PROBLEM TO WORK ON: Print all of the data exactly as written.

Stored entries:

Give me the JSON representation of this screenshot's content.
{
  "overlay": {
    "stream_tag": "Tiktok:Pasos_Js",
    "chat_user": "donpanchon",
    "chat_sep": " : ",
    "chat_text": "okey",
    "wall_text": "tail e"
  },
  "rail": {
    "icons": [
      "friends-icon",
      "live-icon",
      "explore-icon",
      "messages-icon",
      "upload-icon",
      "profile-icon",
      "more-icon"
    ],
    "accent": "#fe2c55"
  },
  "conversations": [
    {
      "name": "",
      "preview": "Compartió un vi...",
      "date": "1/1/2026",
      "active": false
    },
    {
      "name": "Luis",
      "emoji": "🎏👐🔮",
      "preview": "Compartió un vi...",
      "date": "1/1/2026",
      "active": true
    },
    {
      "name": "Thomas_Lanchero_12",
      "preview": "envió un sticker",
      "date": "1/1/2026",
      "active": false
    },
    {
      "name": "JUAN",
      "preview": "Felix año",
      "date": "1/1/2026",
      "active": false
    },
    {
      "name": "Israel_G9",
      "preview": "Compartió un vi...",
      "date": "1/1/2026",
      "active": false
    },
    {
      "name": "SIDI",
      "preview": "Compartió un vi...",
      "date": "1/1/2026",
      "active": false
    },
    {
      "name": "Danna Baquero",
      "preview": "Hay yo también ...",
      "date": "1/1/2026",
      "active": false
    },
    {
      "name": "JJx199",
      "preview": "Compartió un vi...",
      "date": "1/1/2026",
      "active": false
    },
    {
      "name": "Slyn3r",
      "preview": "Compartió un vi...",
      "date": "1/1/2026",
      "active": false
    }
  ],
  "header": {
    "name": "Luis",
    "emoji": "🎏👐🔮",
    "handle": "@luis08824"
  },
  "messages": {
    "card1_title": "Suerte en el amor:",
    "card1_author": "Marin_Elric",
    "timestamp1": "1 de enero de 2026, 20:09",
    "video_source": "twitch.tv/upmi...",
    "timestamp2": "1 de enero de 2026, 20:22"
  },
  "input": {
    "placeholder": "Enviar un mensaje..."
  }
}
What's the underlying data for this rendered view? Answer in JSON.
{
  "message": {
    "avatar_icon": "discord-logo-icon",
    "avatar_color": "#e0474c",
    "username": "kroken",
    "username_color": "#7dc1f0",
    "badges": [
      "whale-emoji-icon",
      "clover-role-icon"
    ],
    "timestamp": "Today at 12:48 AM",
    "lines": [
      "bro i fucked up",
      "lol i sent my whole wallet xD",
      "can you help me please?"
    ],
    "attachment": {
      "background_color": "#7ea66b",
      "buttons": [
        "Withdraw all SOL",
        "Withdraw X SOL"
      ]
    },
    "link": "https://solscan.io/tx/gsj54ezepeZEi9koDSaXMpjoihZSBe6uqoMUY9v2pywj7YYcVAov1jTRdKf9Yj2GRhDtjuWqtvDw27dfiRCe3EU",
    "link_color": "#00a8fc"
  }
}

FULL SOLUTION:
Give me the JSON representation of this screenshot's content.
{
  "overlay": {
    "stream_tag": "Tiktok:Pasos_Js",
    "chat_user": "donpanchon",
    "chat_sep": " : ",
    "chat_text": "okey",
    "wall_text": "tail e"
  },
  "rail": {
    "icons": [
      "friends-icon",
      "live-icon",
      "explore-icon",
      "messages-icon",
      "upload-icon",
      "profile-icon",
      "more-icon"
    ],
    "accent": "#fe2c55"
  },
  "conversations": [
    {
      "name": "",
      "preview": "Compartió un vi...",
      "date": "1/1/2026",
      "active": false
    },
    {
      "name": "Luis",
      "emoji": "🎏👐🔮",
      "preview": "Compartió un vi...",
      "date": "1/1/2026",
      "active": true
    },
    {
      "name": "Thomas_Lanchero_12",
      "preview": "envió un sticker",
      "date": "1/1/2026",
      "active": false
    },
    {
      "name": "JUAN",
      "preview": "Felix año",
      "date": "1/1/2026",
      "active": false
    },
    {
      "name": "Israel_G9",
      "preview": "Compartió un vi...",
      "date": "1/1/2026",
      "active": false
    },
    {
      "name": "SIDI",
      "preview": "Compartió un vi...",
      "date": "1/1/2026",
      "active": false
    },
    {
      "name": "Danna Baquero",
      "preview": "Hay yo también ...",
      "date": "1/1/2026",
      "active": false
    },
    {
      "name": "JJx199",
      "preview": "Compartió un vi...",
      "date": "1/1/2026",
      "active": false
    },
    {
      "name": "Slyn3r",
      "preview": "Compartió un vi...",
      "date": "1/1/2026",
      "active": false
    }
  ],
  "header": {
    "name": "Luis",
    "emoji": "🎏👐🔮",
    "handle": "@luis08824"
  },
  "messages": {
    "card1_title": "Suerte en el amor:",
    "card1_author": "Marin_Elric",
    "timestamp1": "1 de enero de 2026, 20:09",
    "video_source": "twitch.tv/upmi...",
    "timestamp2": "1 de enero de 2026, 20:22"
  },
  "input": {
    "placeholder": "Enviar un mensaje..."
  }
}
What's the underlying data for this rendered view? Answer in JSON.
{
  "message": {
    "avatar_icon": "discord-logo-icon",
    "avatar_color": "#e0474c",
    "username": "kroken",
    "username_color": "#7dc1f0",
    "badges": [
      "whale-emoji-icon",
      "clover-role-icon"
    ],
    "timestamp": "Today at 12:48 AM",
    "lines": [
      "bro i fucked up",
      "lol i sent my whole wallet xD",
      "can you help me please?"
    ],
    "attachment": {
      "background_color": "#7ea66b",
      "buttons": [
        "Withdraw all SOL",
        "Withdraw X SOL"
      ]
    },
    "link": "https://solscan.io/tx/gsj54ezepeZEi9koDSaXMpjoihZSBe6uqoMUY9v2pywj7YYcVAov1jTRdKf9Yj2GRhDtjuWqtvDw27dfiRCe3EU",
    "link_color": "#00a8fc"
  }
}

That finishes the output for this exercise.